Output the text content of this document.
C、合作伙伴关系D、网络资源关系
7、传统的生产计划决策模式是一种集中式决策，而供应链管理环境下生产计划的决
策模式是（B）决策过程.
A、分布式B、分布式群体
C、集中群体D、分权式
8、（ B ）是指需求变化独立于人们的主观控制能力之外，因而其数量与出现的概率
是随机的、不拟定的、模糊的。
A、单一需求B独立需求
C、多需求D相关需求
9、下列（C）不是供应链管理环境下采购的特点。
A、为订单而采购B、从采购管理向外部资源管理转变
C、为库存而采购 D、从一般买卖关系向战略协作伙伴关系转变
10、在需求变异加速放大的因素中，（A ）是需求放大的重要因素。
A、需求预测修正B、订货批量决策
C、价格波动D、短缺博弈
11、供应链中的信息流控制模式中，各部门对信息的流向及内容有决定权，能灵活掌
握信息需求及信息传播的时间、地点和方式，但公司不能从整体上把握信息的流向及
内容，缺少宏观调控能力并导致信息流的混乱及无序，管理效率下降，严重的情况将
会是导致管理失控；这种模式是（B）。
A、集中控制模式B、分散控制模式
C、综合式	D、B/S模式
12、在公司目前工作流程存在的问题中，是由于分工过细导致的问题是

==*==

WHAT YOU SHOULD DO: Transcribe every entry exactly, omitting nothing.

RESPONSE TO THE EXERCISE:
Output the text content of this document.
C、合作伙伴关系D、网络资源关系
7、传统的生产计划决策模式是一种集中式决策，而供应链管理环境下生产计划的决
策模式是（B）决策过程.
A、分布式B、分布式群体
C、集中群体D、分权式
8、（ B ）是指需求变化独立于人们的主观控制能力之外，因而其数量与出现的概率
是随机的、不拟定的、模糊的。
A、单一需求B独立需求
C、多需求D相关需求
9、下列（C）不是供应链管理环境下采购的特点。
A、为订单而采购B、从采购管理向外部资源管理转变
C、为库存而采购 D、从一般买卖关系向战略协作伙伴关系转变
10、在需求变异加速放大的因素中，（A ）是需求放大的重要因素。
A、需求预测修正B、订货批量决策
C、价格波动D、短缺博弈
11、供应链中的信息流控制模式中，各部门对信息的流向及内容有决定权，能灵活掌
握信息需求及信息传播的时间、地点和方式，但公司不能从整体上把握信息的流向及
内容，缺少宏观调控能力并导致信息流的混乱及无序，管理效率下降，严重的情况将
会是导致管理失控；这种模式是（B）。
A、集中控制模式B、分散控制模式
C、综合式	D、B/S模式
12、在公司目前工作流程存在的问题中，是由于分工过细导致的问题是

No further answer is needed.